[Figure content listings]

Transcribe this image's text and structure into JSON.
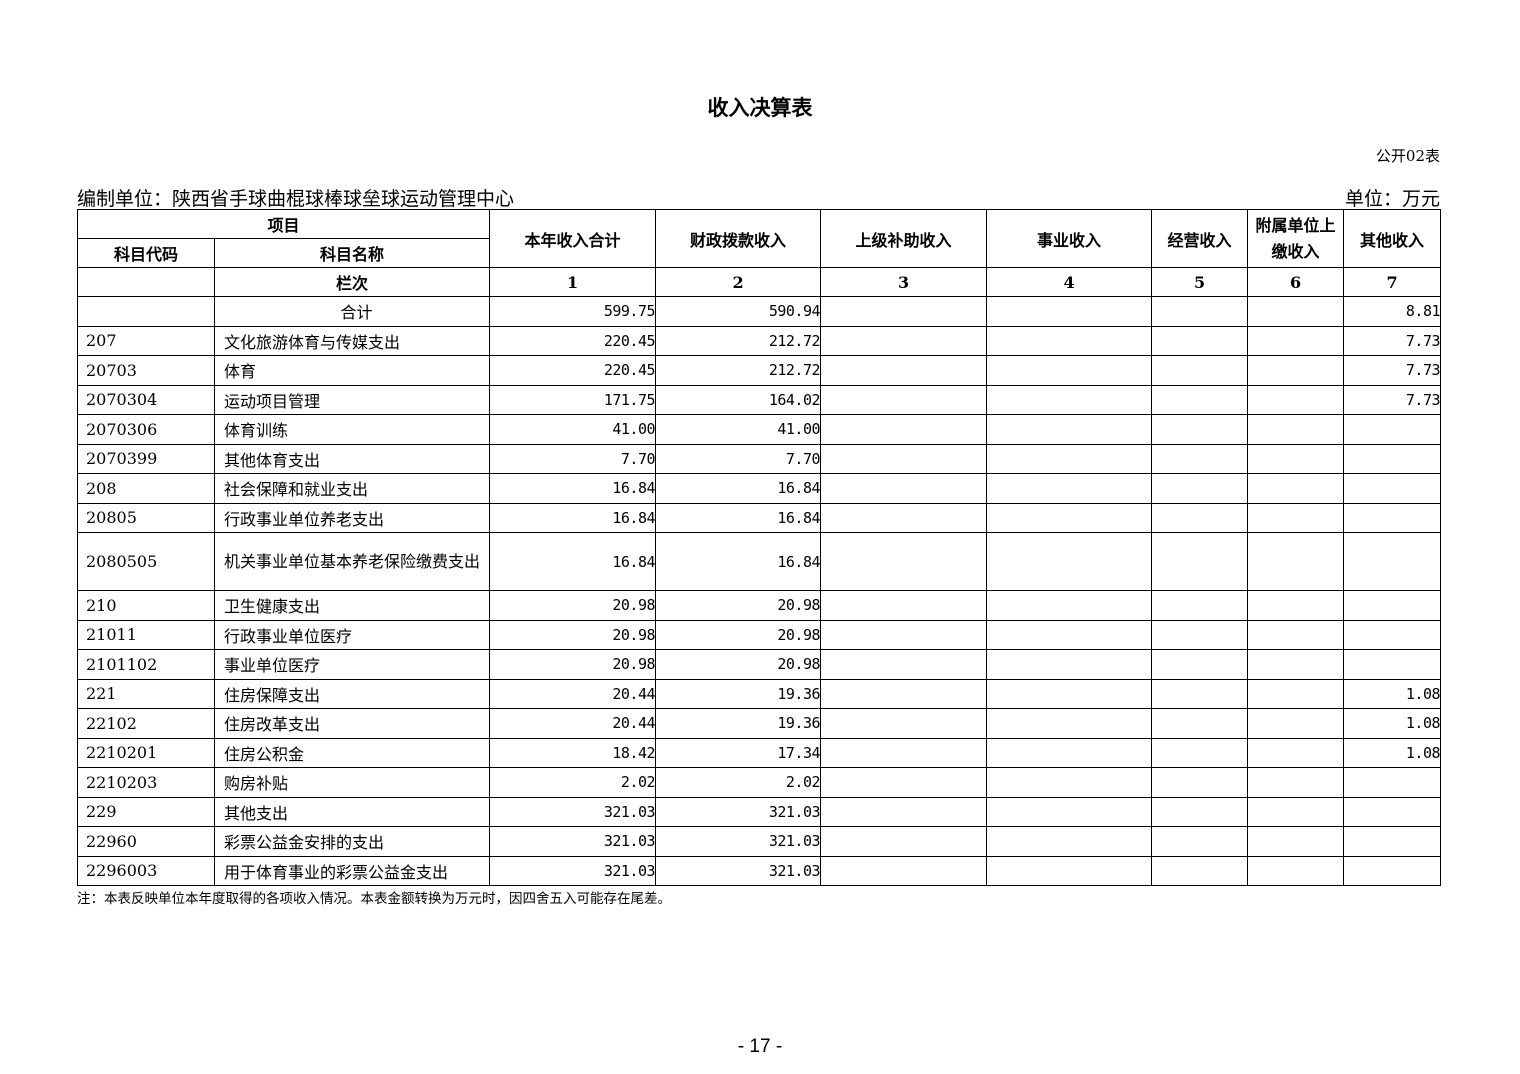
{
  "title": "收入决算表",
  "form_no": "公开02表",
  "org": "编制单位：陕西省手球曲棍球棒球垒球运动管理中心",
  "unit": "单位：万元",
  "headers": {
    "project": "项目",
    "code": "科目代码",
    "name": "科目名称",
    "lanci": "栏次",
    "cols": [
      "本年收入合计",
      "财政拨款收入",
      "上级补助收入",
      "事业收入",
      "经营收入",
      "附属单位上缴收入",
      "其他收入"
    ],
    "col_nums": [
      "1",
      "2",
      "3",
      "4",
      "5",
      "6",
      "7"
    ]
  },
  "rows": [
    {
      "code": "",
      "name": "合计",
      "v": [
        "599.75",
        "590.94",
        "",
        "",
        "",
        "",
        "8.81"
      ]
    },
    {
      "code": "207",
      "name": "文化旅游体育与传媒支出",
      "v": [
        "220.45",
        "212.72",
        "",
        "",
        "",
        "",
        "7.73"
      ]
    },
    {
      "code": "20703",
      "name": "体育",
      "v": [
        "220.45",
        "212.72",
        "",
        "",
        "",
        "",
        "7.73"
      ]
    },
    {
      "code": "2070304",
      "name": "运动项目管理",
      "v": [
        "171.75",
        "164.02",
        "",
        "",
        "",
        "",
        "7.73"
      ]
    },
    {
      "code": "2070306",
      "name": "体育训练",
      "v": [
        "41.00",
        "41.00",
        "",
        "",
        "",
        "",
        ""
      ]
    },
    {
      "code": "2070399",
      "name": "其他体育支出",
      "v": [
        "7.70",
        "7.70",
        "",
        "",
        "",
        "",
        ""
      ]
    },
    {
      "code": "208",
      "name": "社会保障和就业支出",
      "v": [
        "16.84",
        "16.84",
        "",
        "",
        "",
        "",
        ""
      ]
    },
    {
      "code": "20805",
      "name": "行政事业单位养老支出",
      "v": [
        "16.84",
        "16.84",
        "",
        "",
        "",
        "",
        ""
      ]
    },
    {
      "code": "2080505",
      "name": "机关事业单位基本养老保险缴费支出",
      "v": [
        "16.84",
        "16.84",
        "",
        "",
        "",
        "",
        ""
      ]
    },
    {
      "code": "210",
      "name": "卫生健康支出",
      "v": [
        "20.98",
        "20.98",
        "",
        "",
        "",
        "",
        ""
      ]
    },
    {
      "code": "21011",
      "name": "行政事业单位医疗",
      "v": [
        "20.98",
        "20.98",
        "",
        "",
        "",
        "",
        ""
      ]
    },
    {
      "code": "2101102",
      "name": "事业单位医疗",
      "v": [
        "20.98",
        "20.98",
        "",
        "",
        "",
        "",
        ""
      ]
    },
    {
      "code": "221",
      "name": "住房保障支出",
      "v": [
        "20.44",
        "19.36",
        "",
        "",
        "",
        "",
        "1.08"
      ]
    },
    {
      "code": "22102",
      "name": "住房改革支出",
      "v": [
        "20.44",
        "19.36",
        "",
        "",
        "",
        "",
        "1.08"
      ]
    },
    {
      "code": "2210201",
      "name": "住房公积金",
      "v": [
        "18.42",
        "17.34",
        "",
        "",
        "",
        "",
        "1.08"
      ]
    },
    {
      "code": "2210203",
      "name": "购房补贴",
      "v": [
        "2.02",
        "2.02",
        "",
        "",
        "",
        "",
        ""
      ]
    },
    {
      "code": "229",
      "name": "其他支出",
      "v": [
        "321.03",
        "321.03",
        "",
        "",
        "",
        "",
        ""
      ]
    },
    {
      "code": "22960",
      "name": "彩票公益金安排的支出",
      "v": [
        "321.03",
        "321.03",
        "",
        "",
        "",
        "",
        ""
      ]
    },
    {
      "code": "2296003",
      "name": "用于体育事业的彩票公益金支出",
      "v": [
        "321.03",
        "321.03",
        "",
        "",
        "",
        "",
        ""
      ]
    }
  ],
  "note": "注：本表反映单位本年度取得的各项收入情况。本表金额转换为万元时，因四舍五入可能存在尾差。",
  "page_number": "- 17 -"
}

INSTRUCTION:
Transcribe the listing in full and omit the pictures.

COMPLETED EXERCISE:
Transcribe this image's text and structure into JSON.
{
  "title": "收入决算表",
  "form_no": "公开02表",
  "org": "编制单位：陕西省手球曲棍球棒球垒球运动管理中心",
  "unit": "单位：万元",
  "headers": {
    "project": "项目",
    "code": "科目代码",
    "name": "科目名称",
    "lanci": "栏次",
    "cols": [
      "本年收入合计",
      "财政拨款收入",
      "上级补助收入",
      "事业收入",
      "经营收入",
      "附属单位上缴收入",
      "其他收入"
    ],
    "col_nums": [
      "1",
      "2",
      "3",
      "4",
      "5",
      "6",
      "7"
    ]
  },
  "rows": [
    {
      "code": "",
      "name": "合计",
      "v": [
        "599.75",
        "590.94",
        "",
        "",
        "",
        "",
        "8.81"
      ]
    },
    {
      "code": "207",
      "name": "文化旅游体育与传媒支出",
      "v": [
        "220.45",
        "212.72",
        "",
        "",
        "",
        "",
        "7.73"
      ]
    },
    {
      "code": "20703",
      "name": "体育",
      "v": [
        "220.45",
        "212.72",
        "",
        "",
        "",
        "",
        "7.73"
      ]
    },
    {
      "code": "2070304",
      "name": "运动项目管理",
      "v": [
        "171.75",
        "164.02",
        "",
        "",
        "",
        "",
        "7.73"
      ]
    },
    {
      "code": "2070306",
      "name": "体育训练",
      "v": [
        "41.00",
        "41.00",
        "",
        "",
        "",
        "",
        ""
      ]
    },
    {
      "code": "2070399",
      "name": "其他体育支出",
      "v": [
        "7.70",
        "7.70",
        "",
        "",
        "",
        "",
        ""
      ]
    },
    {
      "code": "208",
      "name": "社会保障和就业支出",
      "v": [
        "16.84",
        "16.84",
        "",
        "",
        "",
        "",
        ""
      ]
    },
    {
      "code": "20805",
      "name": "行政事业单位养老支出",
      "v": [
        "16.84",
        "16.84",
        "",
        "",
        "",
        "",
        ""
      ]
    },
    {
      "code": "2080505",
      "name": "机关事业单位基本养老保险缴费支出",
      "v": [
        "16.84",
        "16.84",
        "",
        "",
        "",
        "",
        ""
      ]
    },
    {
      "code": "210",
      "name": "卫生健康支出",
      "v": [
        "20.98",
        "20.98",
        "",
        "",
        "",
        "",
        ""
      ]
    },
    {
      "code": "21011",
      "name": "行政事业单位医疗",
      "v": [
        "20.98",
        "20.98",
        "",
        "",
        "",
        "",
        ""
      ]
    },
    {
      "code": "2101102",
      "name": "事业单位医疗",
      "v": [
        "20.98",
        "20.98",
        "",
        "",
        "",
        "",
        ""
      ]
    },
    {
      "code": "221",
      "name": "住房保障支出",
      "v": [
        "20.44",
        "19.36",
        "",
        "",
        "",
        "",
        "1.08"
      ]
    },
    {
      "code": "22102",
      "name": "住房改革支出",
      "v": [
        "20.44",
        "19.36",
        "",
        "",
        "",
        "",
        "1.08"
      ]
    },
    {
      "code": "2210201",
      "name": "住房公积金",
      "v": [
        "18.42",
        "17.34",
        "",
        "",
        "",
        "",
        "1.08"
      ]
    },
    {
      "code": "2210203",
      "name": "购房补贴",
      "v": [
        "2.02",
        "2.02",
        "",
        "",
        "",
        "",
        ""
      ]
    },
    {
      "code": "229",
      "name": "其他支出",
      "v": [
        "321.03",
        "321.03",
        "",
        "",
        "",
        "",
        ""
      ]
    },
    {
      "code": "22960",
      "name": "彩票公益金安排的支出",
      "v": [
        "321.03",
        "321.03",
        "",
        "",
        "",
        "",
        ""
      ]
    },
    {
      "code": "2296003",
      "name": "用于体育事业的彩票公益金支出",
      "v": [
        "321.03",
        "321.03",
        "",
        "",
        "",
        "",
        ""
      ]
    }
  ],
  "note": "注：本表反映单位本年度取得的各项收入情况。本表金额转换为万元时，因四舍五入可能存在尾差。",
  "page_number": "- 17 -"
}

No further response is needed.